QUOTED PASSAGE:
[START]
Provides python access to Googles parser for robot.txt
files as used by their GoogleBot
webscraper.
Websites may provide an optional robots.txt
file in their domains root to govern the access and behavior of web scrapers. One of the most famous webscrapers GoogleBot
is responsible for promoting this standard and sites interested in SEO will closely conform to GoogleBot
behavior.
All credit for the parser goes to the Google team who created, open sourced and promoted it.
SEO (Search Engine Optimization): The process of modifying a websites content or metadata to boost rankings in search engines page indexes. Higher rankings lead to higher positions in user searches leading to more visitors. For further details, see the SEO wikipedia page.
Basic usage using the RobotsMatcher
class provided by Google.
import jwm.robotstxt.googlebot
robotstxt = """
user-agent: GoodBot
allowed: /path
"""
matcher = jwm.robotstxt.googlebot.RobotsMatcher()
assert matcher.AllowedByRobots(robotstxt, ("GoodBot",), "/path")
Check out the documentation for further details. For more use cases, see the test cases for jwm.robotstxt and robotstxt.
Install from Pypi under the jwm.robotstxt
distribution.
pip install jwm.robotstxt
Import into your program through the jwm.robotstxt.googlebot
package.
import jwm.robotstxt.googlebot
It is highly recommended to install python projects into a virtual environment, see PEP405 for motivations.
Create a virtual environment in the .venv
directory.
python3 -m venv ./.venv
Activate with the correct command for your system.
# Linux/MacOS
. ./.venv/bin/activate
# Windows
.\.venv\Scripts\activate
Make sure you have cloned the repository and its submodules.
git clone --recurse-submodules https://github.com/jwmorley73/jwm.robotstxt.git
Install the project using pip. This will build the required robotstxt
static library files and link them into the produced python package.
pip install .
If you want to include the developer tooling, add the dev
optional dependencies.
pip install .[dev]
- Windows 32 bit is not supported.
[END]
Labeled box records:
[START]
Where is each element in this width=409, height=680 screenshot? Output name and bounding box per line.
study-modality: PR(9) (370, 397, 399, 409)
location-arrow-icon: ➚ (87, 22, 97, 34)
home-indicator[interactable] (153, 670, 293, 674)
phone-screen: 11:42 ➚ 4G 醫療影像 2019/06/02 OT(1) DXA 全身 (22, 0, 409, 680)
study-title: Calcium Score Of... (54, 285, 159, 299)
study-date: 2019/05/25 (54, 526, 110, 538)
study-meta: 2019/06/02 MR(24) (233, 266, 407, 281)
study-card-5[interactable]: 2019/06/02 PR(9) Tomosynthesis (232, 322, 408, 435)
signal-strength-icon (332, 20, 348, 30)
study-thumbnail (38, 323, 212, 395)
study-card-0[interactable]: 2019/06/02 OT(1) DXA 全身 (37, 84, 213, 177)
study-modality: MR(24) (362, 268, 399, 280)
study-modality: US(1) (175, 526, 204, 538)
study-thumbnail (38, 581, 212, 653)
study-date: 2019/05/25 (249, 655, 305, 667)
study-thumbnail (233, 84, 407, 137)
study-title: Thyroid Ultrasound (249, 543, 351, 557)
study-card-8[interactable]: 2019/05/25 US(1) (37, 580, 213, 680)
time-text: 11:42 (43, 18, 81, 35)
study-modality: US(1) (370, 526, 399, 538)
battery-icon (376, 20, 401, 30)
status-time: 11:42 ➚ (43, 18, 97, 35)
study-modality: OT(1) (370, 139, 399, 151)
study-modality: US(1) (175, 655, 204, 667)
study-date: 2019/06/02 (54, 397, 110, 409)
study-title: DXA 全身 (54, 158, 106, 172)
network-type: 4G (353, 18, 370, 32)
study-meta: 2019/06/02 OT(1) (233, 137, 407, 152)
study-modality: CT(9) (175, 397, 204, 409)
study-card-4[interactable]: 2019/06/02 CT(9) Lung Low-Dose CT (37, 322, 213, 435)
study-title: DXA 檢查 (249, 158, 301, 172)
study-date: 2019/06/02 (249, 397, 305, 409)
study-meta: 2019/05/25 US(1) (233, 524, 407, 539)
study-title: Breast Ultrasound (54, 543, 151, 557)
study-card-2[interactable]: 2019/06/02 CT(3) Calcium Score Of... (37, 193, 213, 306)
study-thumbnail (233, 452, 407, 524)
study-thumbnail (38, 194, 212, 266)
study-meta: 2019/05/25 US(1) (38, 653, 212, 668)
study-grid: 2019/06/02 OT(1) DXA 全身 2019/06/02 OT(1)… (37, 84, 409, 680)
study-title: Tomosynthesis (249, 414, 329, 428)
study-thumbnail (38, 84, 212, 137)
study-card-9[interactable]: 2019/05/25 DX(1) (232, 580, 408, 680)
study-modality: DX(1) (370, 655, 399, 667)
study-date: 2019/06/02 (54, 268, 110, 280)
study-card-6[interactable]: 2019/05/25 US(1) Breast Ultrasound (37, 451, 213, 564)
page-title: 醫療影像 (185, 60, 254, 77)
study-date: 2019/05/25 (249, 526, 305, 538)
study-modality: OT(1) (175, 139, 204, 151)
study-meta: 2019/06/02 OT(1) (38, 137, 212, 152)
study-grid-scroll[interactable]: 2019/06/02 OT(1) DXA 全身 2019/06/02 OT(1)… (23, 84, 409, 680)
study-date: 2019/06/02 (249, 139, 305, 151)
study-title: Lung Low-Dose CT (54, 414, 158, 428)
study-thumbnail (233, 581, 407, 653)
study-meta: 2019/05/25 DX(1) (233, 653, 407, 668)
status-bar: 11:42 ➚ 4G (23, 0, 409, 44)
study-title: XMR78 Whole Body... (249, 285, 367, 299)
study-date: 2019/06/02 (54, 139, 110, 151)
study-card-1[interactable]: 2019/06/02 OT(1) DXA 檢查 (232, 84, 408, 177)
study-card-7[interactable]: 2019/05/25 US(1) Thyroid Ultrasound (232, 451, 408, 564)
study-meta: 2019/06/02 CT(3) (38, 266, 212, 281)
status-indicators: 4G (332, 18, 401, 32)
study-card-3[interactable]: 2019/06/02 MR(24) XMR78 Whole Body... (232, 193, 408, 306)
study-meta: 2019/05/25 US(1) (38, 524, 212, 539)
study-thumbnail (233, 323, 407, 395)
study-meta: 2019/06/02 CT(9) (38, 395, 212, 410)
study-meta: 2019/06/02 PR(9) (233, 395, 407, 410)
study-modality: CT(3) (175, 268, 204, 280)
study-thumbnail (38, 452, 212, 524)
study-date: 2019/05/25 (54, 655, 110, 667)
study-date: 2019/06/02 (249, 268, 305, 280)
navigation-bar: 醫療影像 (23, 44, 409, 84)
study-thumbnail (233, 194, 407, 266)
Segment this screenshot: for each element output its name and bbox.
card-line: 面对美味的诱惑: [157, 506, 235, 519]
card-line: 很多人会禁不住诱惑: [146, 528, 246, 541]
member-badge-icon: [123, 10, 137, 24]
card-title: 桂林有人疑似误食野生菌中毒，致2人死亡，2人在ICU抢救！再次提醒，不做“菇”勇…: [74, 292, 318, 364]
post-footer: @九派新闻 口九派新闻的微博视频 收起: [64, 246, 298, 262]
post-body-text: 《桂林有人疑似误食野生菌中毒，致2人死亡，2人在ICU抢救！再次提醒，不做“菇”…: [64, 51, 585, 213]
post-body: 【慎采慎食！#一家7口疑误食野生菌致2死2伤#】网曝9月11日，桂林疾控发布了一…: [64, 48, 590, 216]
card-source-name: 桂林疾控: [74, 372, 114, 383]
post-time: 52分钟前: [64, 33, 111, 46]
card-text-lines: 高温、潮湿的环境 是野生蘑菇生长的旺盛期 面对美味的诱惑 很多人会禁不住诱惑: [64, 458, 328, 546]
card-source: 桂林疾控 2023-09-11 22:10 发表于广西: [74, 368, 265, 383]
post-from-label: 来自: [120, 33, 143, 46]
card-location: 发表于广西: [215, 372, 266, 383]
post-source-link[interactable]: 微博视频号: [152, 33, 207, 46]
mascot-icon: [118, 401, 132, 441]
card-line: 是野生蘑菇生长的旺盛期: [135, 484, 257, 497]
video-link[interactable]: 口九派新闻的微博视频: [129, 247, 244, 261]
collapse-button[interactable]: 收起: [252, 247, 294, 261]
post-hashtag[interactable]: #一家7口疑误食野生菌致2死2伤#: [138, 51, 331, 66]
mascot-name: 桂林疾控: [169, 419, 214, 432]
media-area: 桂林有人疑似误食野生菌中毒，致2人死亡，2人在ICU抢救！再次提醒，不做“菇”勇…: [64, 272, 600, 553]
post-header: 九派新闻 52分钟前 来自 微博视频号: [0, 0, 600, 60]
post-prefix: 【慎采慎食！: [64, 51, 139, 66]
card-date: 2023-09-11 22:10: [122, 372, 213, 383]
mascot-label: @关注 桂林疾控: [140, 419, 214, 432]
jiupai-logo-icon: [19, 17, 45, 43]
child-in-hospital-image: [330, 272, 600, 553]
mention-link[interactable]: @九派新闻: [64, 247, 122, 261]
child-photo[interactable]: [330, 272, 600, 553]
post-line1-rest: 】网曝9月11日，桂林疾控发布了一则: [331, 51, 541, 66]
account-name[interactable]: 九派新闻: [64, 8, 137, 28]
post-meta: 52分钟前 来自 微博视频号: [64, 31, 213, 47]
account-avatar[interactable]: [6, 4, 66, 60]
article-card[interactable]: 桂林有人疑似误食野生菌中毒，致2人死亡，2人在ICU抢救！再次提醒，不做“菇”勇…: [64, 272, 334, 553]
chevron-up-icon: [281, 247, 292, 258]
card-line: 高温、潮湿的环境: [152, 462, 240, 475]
[END]
REQUIREMENTS:
1 > From the jwm.robotstxt page above, reproduce word for word the part that opens with the words containing "Websites may provide" and closes with "SEO wikipedia page.".
2 > Answer these questions using the jwm.robotstxt page above:
(a) What command installs the package from PyPI?
(b) In which directory does the page have you create the virtual environment?
(c) Which platform is not supported?

SOLUTIONS:
1 >
Websites may provide an optional robots.txt
file in their domains root to govern the access and behavior of web scrapers. One of the most famous webscrapers GoogleBot
is responsible for promoting this standard and sites interested in SEO will closely conform to GoogleBot
behavior.
All credit for the parser goes to the Google team who created, open sourced and promoted it.
SEO (Search Engine Optimization): The process of modifying a websites content or metadata to boost rankings in search engines page indexes. Higher rankings lead to higher positions in user searches leading to more visitors. For further details, see the SEO wikipedia page.

2 >
(a) pip install jwm.robotstxt
(b) .venv
(c) Windows 32 bit